___ Document text ___

And just assuming they find a possible bug, would that mean all the sentences based on the programs result will be obsolete?
We had a case in the uk with accounting software. Dozens of people were convicted over decades because the software couldn't be wrong. Until eventually someone actually checked.
> If TrueAllele is found wanting, presumably that will not affect the dozen individuals said to have been exonerated by the software.
Buried right at the end, but an interesting thought. It would depend on the individual cases, but if there was a whole body of evidence vs. one DNA test, surely these cases would need to be retried?
This is excellent! As a principle, we should always be able to properly critique the expert witnesses and analyses! Or, at least, hire an expert firm to do the critique. It at least restores a proper ability to challenge an assertion of guilt.
Any company who has software that is used in such a way should have independent review of their source code. It’s amazing to me they didn’t think of this originally and have the necessary endorsements already available for viewing.
Why can't just they run the DNA test again in 2 or 3 other different software ? If all of them come back with the same result then we can assume that the first software is not buggy right ?
It could be that they're all copying the same Stack Exchange answer, or making the same basic mistake - If 50% of programmers do averages wrong, it's not ridiculous to claim that 3 in a row got it wrong. Tripling your costs and still having a 12.5% failure rate isn't great.

___ Supplied entries ___

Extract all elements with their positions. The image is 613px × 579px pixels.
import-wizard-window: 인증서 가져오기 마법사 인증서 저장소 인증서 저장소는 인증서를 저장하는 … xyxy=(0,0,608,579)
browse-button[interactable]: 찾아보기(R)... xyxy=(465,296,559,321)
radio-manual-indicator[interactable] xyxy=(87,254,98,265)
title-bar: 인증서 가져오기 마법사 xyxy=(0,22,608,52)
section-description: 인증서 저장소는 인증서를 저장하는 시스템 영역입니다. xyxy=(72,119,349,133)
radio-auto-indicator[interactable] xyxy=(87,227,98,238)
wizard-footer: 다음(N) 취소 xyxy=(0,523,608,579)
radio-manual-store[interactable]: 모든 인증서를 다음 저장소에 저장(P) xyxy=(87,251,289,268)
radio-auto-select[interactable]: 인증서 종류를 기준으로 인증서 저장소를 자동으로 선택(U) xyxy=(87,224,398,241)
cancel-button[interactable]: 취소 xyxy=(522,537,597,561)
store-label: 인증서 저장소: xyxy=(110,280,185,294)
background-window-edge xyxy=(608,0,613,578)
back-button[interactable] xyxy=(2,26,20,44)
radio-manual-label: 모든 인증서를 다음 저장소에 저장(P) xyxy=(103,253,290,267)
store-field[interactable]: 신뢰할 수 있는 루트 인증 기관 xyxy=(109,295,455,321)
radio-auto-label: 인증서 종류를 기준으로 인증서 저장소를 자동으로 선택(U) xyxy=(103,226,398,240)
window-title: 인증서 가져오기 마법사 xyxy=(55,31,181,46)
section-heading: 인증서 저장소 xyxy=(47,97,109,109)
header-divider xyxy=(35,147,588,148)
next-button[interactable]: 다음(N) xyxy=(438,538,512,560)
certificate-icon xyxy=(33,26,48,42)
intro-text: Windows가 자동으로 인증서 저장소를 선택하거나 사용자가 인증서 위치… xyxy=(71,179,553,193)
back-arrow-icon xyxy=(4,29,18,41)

___

Exercise objective:
Decide whether each statement agrees with the comment thread, answering yes or no and quoting the deciding words. 1. In the UK case, people were convicted over decades because of accounting software. 2. One comment calls for independent review of the source code of software used this way. 3. One comment says that tripling costs would remove all failures. The entries have nothing to do with the comment thread about DNA-analysis software.

Answer to this exercise:
1. Yes: "Dozens of people were convicted over decades because the software couldn't be wrong."
2. Yes: "Any company who has software that is used in such a way should have independent review of their source code."
3. No: "Tripling your costs and still having a 12.5% failure rate isn't great."